— Begin MATERIAL PROVIDED —

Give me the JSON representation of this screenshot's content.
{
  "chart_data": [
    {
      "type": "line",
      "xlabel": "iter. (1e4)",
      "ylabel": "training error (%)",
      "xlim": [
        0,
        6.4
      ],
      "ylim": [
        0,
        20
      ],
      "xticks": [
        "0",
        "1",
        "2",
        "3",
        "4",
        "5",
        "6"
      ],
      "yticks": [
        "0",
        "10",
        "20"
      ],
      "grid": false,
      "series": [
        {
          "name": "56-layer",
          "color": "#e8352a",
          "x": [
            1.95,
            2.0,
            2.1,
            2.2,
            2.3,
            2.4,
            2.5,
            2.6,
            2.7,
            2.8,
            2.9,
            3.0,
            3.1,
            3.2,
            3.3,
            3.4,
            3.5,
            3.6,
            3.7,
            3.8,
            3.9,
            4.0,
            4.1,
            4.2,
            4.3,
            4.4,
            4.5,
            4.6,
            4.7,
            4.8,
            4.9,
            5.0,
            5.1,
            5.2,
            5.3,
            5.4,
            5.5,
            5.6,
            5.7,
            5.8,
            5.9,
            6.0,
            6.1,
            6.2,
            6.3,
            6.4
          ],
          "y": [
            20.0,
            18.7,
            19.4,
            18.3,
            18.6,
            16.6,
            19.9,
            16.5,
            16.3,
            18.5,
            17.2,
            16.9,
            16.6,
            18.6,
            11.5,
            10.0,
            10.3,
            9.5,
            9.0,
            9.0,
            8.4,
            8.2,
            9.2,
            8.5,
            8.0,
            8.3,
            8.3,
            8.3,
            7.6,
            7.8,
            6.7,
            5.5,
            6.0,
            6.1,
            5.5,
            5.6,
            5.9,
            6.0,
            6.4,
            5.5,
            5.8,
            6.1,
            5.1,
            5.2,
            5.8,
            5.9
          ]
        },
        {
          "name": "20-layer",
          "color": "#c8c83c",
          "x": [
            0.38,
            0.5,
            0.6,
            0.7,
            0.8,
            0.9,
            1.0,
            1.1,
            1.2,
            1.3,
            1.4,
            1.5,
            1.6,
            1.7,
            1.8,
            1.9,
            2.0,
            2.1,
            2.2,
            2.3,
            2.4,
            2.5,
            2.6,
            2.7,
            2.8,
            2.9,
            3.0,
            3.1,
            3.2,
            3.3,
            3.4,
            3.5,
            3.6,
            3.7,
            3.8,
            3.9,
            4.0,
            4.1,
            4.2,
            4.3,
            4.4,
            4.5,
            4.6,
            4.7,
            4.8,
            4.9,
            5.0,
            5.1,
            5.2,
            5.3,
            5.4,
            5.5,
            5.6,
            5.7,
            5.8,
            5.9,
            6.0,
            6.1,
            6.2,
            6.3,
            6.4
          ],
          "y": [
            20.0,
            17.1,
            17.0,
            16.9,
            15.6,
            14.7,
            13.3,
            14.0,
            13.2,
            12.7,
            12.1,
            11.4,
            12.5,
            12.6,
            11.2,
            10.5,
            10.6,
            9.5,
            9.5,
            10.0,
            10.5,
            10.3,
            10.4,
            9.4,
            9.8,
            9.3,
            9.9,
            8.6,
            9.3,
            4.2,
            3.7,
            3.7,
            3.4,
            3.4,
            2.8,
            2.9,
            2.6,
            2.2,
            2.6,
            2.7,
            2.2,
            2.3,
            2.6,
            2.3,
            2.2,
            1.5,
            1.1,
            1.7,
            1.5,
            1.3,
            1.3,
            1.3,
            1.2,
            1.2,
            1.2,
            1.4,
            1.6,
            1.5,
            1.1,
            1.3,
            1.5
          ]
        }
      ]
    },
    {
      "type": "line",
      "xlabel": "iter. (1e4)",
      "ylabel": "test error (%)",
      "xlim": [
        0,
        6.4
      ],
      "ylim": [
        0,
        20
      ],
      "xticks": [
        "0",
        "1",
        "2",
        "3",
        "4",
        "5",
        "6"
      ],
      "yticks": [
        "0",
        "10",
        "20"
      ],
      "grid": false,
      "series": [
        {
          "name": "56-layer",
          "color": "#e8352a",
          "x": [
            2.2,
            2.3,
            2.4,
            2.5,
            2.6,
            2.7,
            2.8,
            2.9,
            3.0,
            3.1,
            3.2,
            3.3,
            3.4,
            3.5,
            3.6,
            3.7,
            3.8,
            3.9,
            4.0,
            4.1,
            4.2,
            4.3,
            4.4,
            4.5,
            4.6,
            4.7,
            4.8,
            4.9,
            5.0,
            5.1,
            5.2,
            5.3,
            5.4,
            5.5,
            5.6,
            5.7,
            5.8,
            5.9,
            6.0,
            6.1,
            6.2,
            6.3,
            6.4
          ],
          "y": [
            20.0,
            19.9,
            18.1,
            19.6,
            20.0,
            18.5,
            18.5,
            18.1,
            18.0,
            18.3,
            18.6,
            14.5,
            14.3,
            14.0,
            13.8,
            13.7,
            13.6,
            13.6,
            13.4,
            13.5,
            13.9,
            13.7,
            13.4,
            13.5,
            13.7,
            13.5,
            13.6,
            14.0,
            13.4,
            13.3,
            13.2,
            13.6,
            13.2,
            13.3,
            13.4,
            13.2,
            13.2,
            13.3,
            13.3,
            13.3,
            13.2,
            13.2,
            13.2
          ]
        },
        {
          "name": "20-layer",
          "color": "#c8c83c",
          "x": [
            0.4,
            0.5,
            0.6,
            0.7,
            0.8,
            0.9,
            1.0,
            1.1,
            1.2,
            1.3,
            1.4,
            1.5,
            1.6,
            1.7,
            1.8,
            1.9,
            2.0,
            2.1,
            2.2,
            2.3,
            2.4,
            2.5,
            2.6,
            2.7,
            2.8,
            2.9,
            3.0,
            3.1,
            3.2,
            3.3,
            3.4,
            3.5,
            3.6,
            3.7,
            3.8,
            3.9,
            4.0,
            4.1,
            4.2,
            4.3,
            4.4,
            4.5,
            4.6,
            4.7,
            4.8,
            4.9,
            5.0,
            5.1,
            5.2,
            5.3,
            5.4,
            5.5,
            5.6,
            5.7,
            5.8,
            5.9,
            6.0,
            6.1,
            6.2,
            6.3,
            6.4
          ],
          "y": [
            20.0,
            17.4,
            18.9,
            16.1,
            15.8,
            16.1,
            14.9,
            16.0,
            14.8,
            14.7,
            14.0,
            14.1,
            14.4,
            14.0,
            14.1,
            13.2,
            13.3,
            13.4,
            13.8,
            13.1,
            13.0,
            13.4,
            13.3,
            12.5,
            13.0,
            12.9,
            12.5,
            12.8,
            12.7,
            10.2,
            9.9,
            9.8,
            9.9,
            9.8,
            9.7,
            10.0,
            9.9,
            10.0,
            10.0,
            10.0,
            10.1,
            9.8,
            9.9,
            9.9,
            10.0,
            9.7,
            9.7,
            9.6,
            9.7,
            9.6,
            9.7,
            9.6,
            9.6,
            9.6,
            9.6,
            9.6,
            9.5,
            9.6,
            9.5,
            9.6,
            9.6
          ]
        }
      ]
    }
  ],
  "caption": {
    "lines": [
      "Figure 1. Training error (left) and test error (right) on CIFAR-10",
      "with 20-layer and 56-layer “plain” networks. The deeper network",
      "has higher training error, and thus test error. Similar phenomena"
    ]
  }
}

— End MATERIAL PROVIDED —

- _DIRECTIONS FOR THIS TASK_
Write out the whole listing again, exactly as it stands.

- _RESULT_
Give me the JSON representation of this screenshot's content.
{
  "chart_data": [
    {
      "type": "line",
      "xlabel": "iter. (1e4)",
      "ylabel": "training error (%)",
      "xlim": [
        0,
        6.4
      ],
      "ylim": [
        0,
        20
      ],
      "xticks": [
        "0",
        "1",
        "2",
        "3",
        "4",
        "5",
        "6"
      ],
      "yticks": [
        "0",
        "10",
        "20"
      ],
      "grid": false,
      "series": [
        {
          "name": "56-layer",
          "color": "#e8352a",
          "x": [
            1.95,
            2.0,
            2.1,
            2.2,
            2.3,
            2.4,
            2.5,
            2.6,
            2.7,
            2.8,
            2.9,
            3.0,
            3.1,
            3.2,
            3.3,
            3.4,
            3.5,
            3.6,
            3.7,
            3.8,
            3.9,
            4.0,
            4.1,
            4.2,
            4.3,
            4.4,
            4.5,
            4.6,
            4.7,
            4.8,
            4.9,
            5.0,
            5.1,
            5.2,
            5.3,
            5.4,
            5.5,
            5.6,
            5.7,
            5.8,
            5.9,
            6.0,
            6.1,
            6.2,
            6.3,
            6.4
          ],
          "y": [
            20.0,
            18.7,
            19.4,
            18.3,
            18.6,
            16.6,
            19.9,
            16.5,
            16.3,
            18.5,
            17.2,
            16.9,
            16.6,
            18.6,
            11.5,
            10.0,
            10.3,
            9.5,
            9.0,
            9.0,
            8.4,
            8.2,
            9.2,
            8.5,
            8.0,
            8.3,
            8.3,
            8.3,
            7.6,
            7.8,
            6.7,
            5.5,
            6.0,
            6.1,
            5.5,
            5.6,
            5.9,
            6.0,
            6.4,
            5.5,
            5.8,
            6.1,
            5.1,
            5.2,
            5.8,
            5.9
          ]
        },
        {
          "name": "20-layer",
          "color": "#c8c83c",
          "x": [
            0.38,
            0.5,
            0.6,
            0.7,
            0.8,
            0.9,
            1.0,
            1.1,
            1.2,
            1.3,
            1.4,
            1.5,
            1.6,
            1.7,
            1.8,
            1.9,
            2.0,
            2.1,
            2.2,
            2.3,
            2.4,
            2.5,
            2.6,
            2.7,
            2.8,
            2.9,
            3.0,
            3.1,
            3.2,
            3.3,
            3.4,
            3.5,
            3.6,
            3.7,
            3.8,
            3.9,
            4.0,
            4.1,
            4.2,
            4.3,
            4.4,
            4.5,
            4.6,
            4.7,
            4.8,
            4.9,
            5.0,
            5.1,
            5.2,
            5.3,
            5.4,
            5.5,
            5.6,
            5.7,
            5.8,
            5.9,
            6.0,
            6.1,
            6.2,
            6.3,
            6.4
          ],
          "y": [
            20.0,
            17.1,
            17.0,
            16.9,
            15.6,
            14.7,
            13.3,
            14.0,
            13.2,
            12.7,
            12.1,
            11.4,
            12.5,
            12.6,
            11.2,
            10.5,
            10.6,
            9.5,
            9.5,
            10.0,
            10.5,
            10.3,
            10.4,
            9.4,
            9.8,
            9.3,
            9.9,
            8.6,
            9.3,
            4.2,
            3.7,
            3.7,
            3.4,
            3.4,
            2.8,
            2.9,
            2.6,
            2.2,
            2.6,
            2.7,
            2.2,
            2.3,
            2.6,
            2.3,
            2.2,
            1.5,
            1.1,
            1.7,
            1.5,
            1.3,
            1.3,
            1.3,
            1.2,
            1.2,
            1.2,
            1.4,
            1.6,
            1.5,
            1.1,
            1.3,
            1.5
          ]
        }
      ]
    },
    {
      "type": "line",
      "xlabel": "iter. (1e4)",
      "ylabel": "test error (%)",
      "xlim": [
        0,
        6.4
      ],
      "ylim": [
        0,
        20
      ],
      "xticks": [
        "0",
        "1",
        "2",
        "3",
        "4",
        "5",
        "6"
      ],
      "yticks": [
        "0",
        "10",
        "20"
      ],
      "grid": false,
      "series": [
        {
          "name": "56-layer",
          "color": "#e8352a",
          "x": [
            2.2,
            2.3,
            2.4,
            2.5,
            2.6,
            2.7,
            2.8,
            2.9,
            3.0,
            3.1,
            3.2,
            3.3,
            3.4,
            3.5,
            3.6,
            3.7,
            3.8,
            3.9,
            4.0,
            4.1,
            4.2,
            4.3,
            4.4,
            4.5,
            4.6,
            4.7,
            4.8,
            4.9,
            5.0,
            5.1,
            5.2,
            5.3,
            5.4,
            5.5,
            5.6,
            5.7,
            5.8,
            5.9,
            6.0,
            6.1,
            6.2,
            6.3,
            6.4
          ],
          "y": [
            20.0,
            19.9,
            18.1,
            19.6,
            20.0,
            18.5,
            18.5,
            18.1,
            18.0,
            18.3,
            18.6,
            14.5,
            14.3,
            14.0,
            13.8,
            13.7,
            13.6,
            13.6,
            13.4,
            13.5,
            13.9,
            13.7,
            13.4,
            13.5,
            13.7,
            13.5,
            13.6,
            14.0,
            13.4,
            13.3,
            13.2,
            13.6,
            13.2,
            13.3,
            13.4,
            13.2,
            13.2,
            13.3,
            13.3,
            13.3,
            13.2,
            13.2,
            13.2
          ]
        },
        {
          "name": "20-layer",
          "color": "#c8c83c",
          "x": [
            0.4,
            0.5,
            0.6,
            0.7,
            0.8,
            0.9,
            1.0,
            1.1,
            1.2,
            1.3,
            1.4,
            1.5,
            1.6,
            1.7,
            1.8,
            1.9,
            2.0,
            2.1,
            2.2,
            2.3,
            2.4,
            2.5,
            2.6,
            2.7,
            2.8,
            2.9,
            3.0,
            3.1,
            3.2,
            3.3,
            3.4,
            3.5,
            3.6,
            3.7,
            3.8,
            3.9,
            4.0,
            4.1,
            4.2,
            4.3,
            4.4,
            4.5,
            4.6,
            4.7,
            4.8,
            4.9,
            5.0,
            5.1,
            5.2,
            5.3,
            5.4,
            5.5,
            5.6,
            5.7,
            5.8,
            5.9,
            6.0,
            6.1,
            6.2,
            6.3,
            6.4
          ],
          "y": [
            20.0,
            17.4,
            18.9,
            16.1,
            15.8,
            16.1,
            14.9,
            16.0,
            14.8,
            14.7,
            14.0,
            14.1,
            14.4,
            14.0,
            14.1,
            13.2,
            13.3,
            13.4,
            13.8,
            13.1,
            13.0,
            13.4,
            13.3,
            12.5,
            13.0,
            12.9,
            12.5,
            12.8,
            12.7,
            10.2,
            9.9,
            9.8,
            9.9,
            9.8,
            9.7,
            10.0,
            9.9,
            10.0,
            10.0,
            10.0,
            10.1,
            9.8,
            9.9,
            9.9,
            10.0,
            9.7,
            9.7,
            9.6,
            9.7,
            9.6,
            9.7,
            9.6,
            9.6,
            9.6,
            9.6,
            9.6,
            9.5,
            9.6,
            9.5,
            9.6,
            9.6
          ]
        }
      ]
    }
  ],
  "caption": {
    "lines": [
      "Figure 1. Training error (left) and test error (right) on CIFAR-10",
      "with 20-layer and 56-layer “plain” networks. The deeper network",
      "has higher training error, and thus test error. Similar phenomena"
    ]
  }
}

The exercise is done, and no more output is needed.